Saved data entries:

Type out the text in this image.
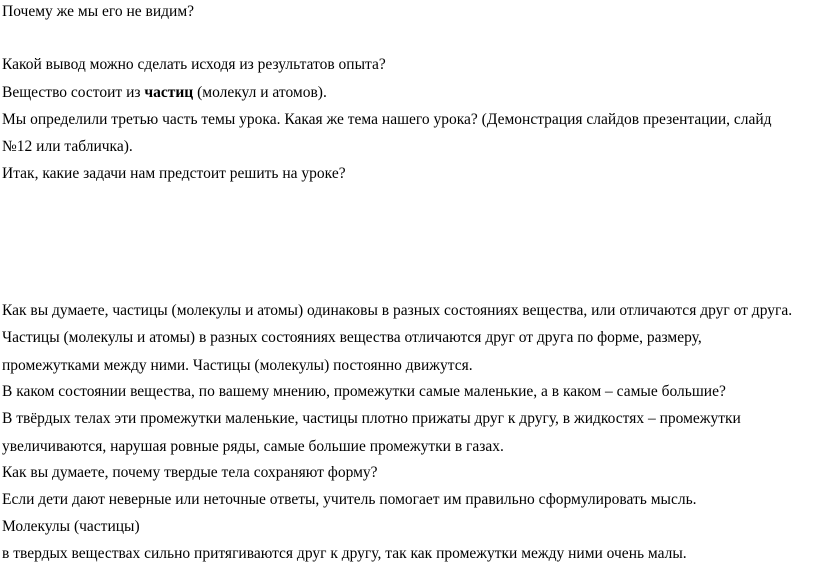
Почему же мы его не видим?
Какой вывод можно сделать исходя из результатов опыта?
Вещество состоит из частиц (молекул и атомов).
Мы определили третью часть темы урока. Какая же тема нашего урока? (Демонстрация слайдов презентации, слайд
№12 или табличка).
Итак, какие задачи нам предстоит решить на уроке?
Как вы думаете, частицы (молекулы и атомы) одинаковы в разных состояниях вещества, или отличаются друг от друга.
Частицы (молекулы и атомы) в разных состояниях вещества отличаются друг от друга по форме, размеру,
промежутками между ними. Частицы (молекулы) постоянно движутся.
В каком состоянии вещества, по вашему мнению, промежутки самые маленькие, а в каком – самые большие?
В твёрдых телах эти промежутки маленькие, частицы плотно прижаты друг к другу, в жидкостях – промежутки
увеличиваются, нарушая ровные ряды, самые большие промежутки в газах.
Как вы думаете, почему твердые тела сохраняют форму?
Если дети дают неверные или неточные ответы, учитель помогает им правильно сформулировать мысль.
Молекулы (частицы)
в твердых веществах сильно притягиваются друг к другу, так как промежутки между ними очень малы.
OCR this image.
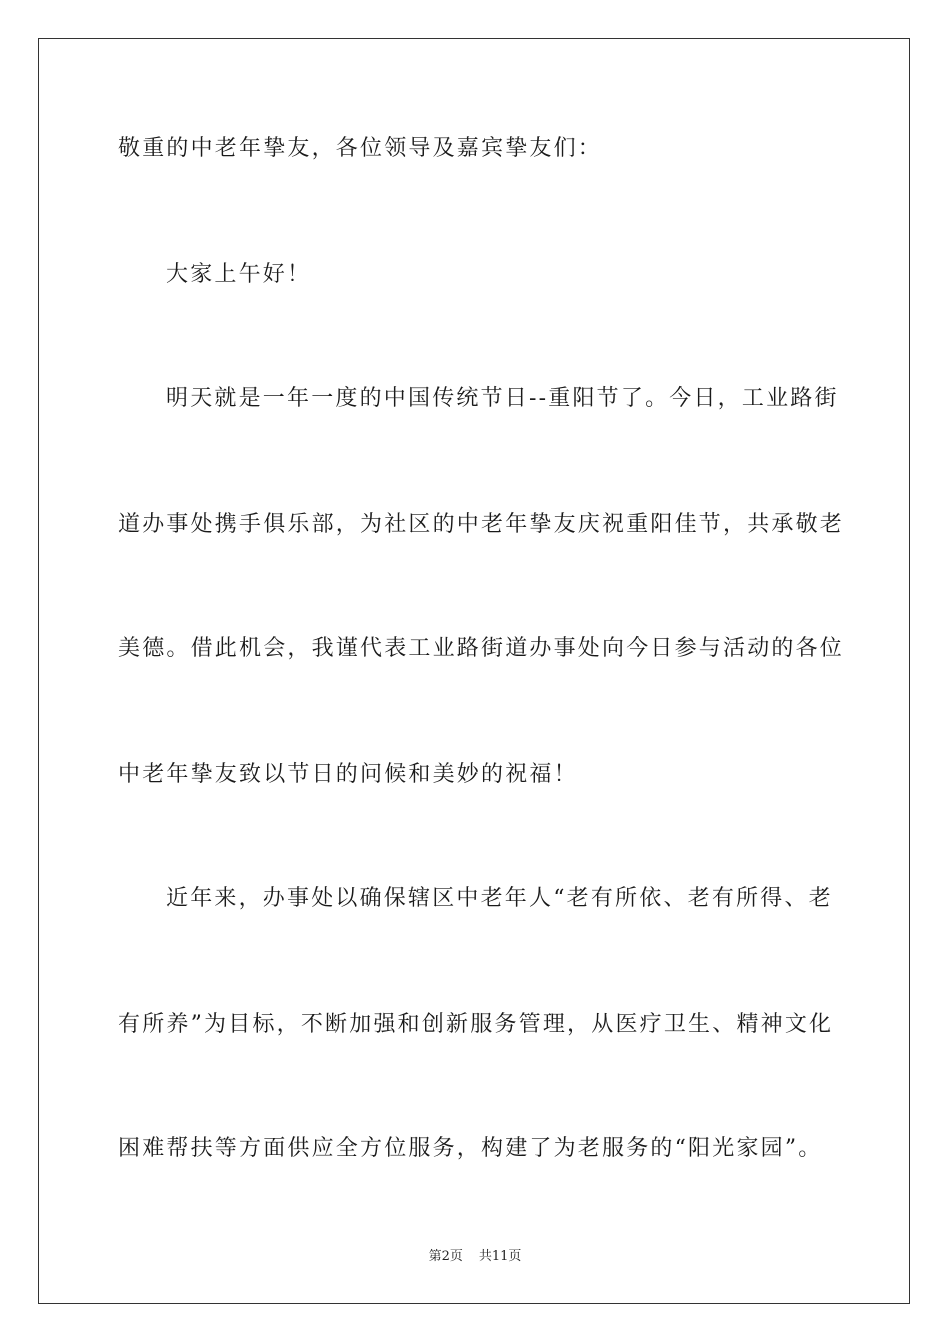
敬重的中老年挚友，各位领导及嘉宾挚友们：
大家上午好！
明天就是一年一度的中国传统节日--重阳节了。今日，工业路街
道办事处携手俱乐部，为社区的中老年挚友庆祝重阳佳节，共承敬老
美德。借此机会，我谨代表工业路街道办事处向今日参与活动的各位
中老年挚友致以节日的问候和美妙的祝福！
近年来，办事处以确保辖区中老年人“老有所依、老有所得、老
有所养”为目标，不断加强和创新服务管理，从医疗卫生、精神文化
困难帮扶等方面供应全方位服务，构建了为老服务的“阳光家园”。
第2页 共11页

• WHAT THIS TASK INVOLVES:
Omit the pictures, then extract verbatim only those lines that fall between the line containing "OCR this image." and the final line of the records above, both included.

• RESULT FOR THIS EXERCISE:
OCR this image.
敬重的中老年挚友，各位领导及嘉宾挚友们：
大家上午好！
明天就是一年一度的中国传统节日--重阳节了。今日，工业路街
道办事处携手俱乐部，为社区的中老年挚友庆祝重阳佳节，共承敬老
美德。借此机会，我谨代表工业路街道办事处向今日参与活动的各位
中老年挚友致以节日的问候和美妙的祝福！
近年来，办事处以确保辖区中老年人“老有所依、老有所得、老
有所养”为目标，不断加强和创新服务管理，从医疗卫生、精神文化
困难帮扶等方面供应全方位服务，构建了为老服务的“阳光家园”。
第2页 共11页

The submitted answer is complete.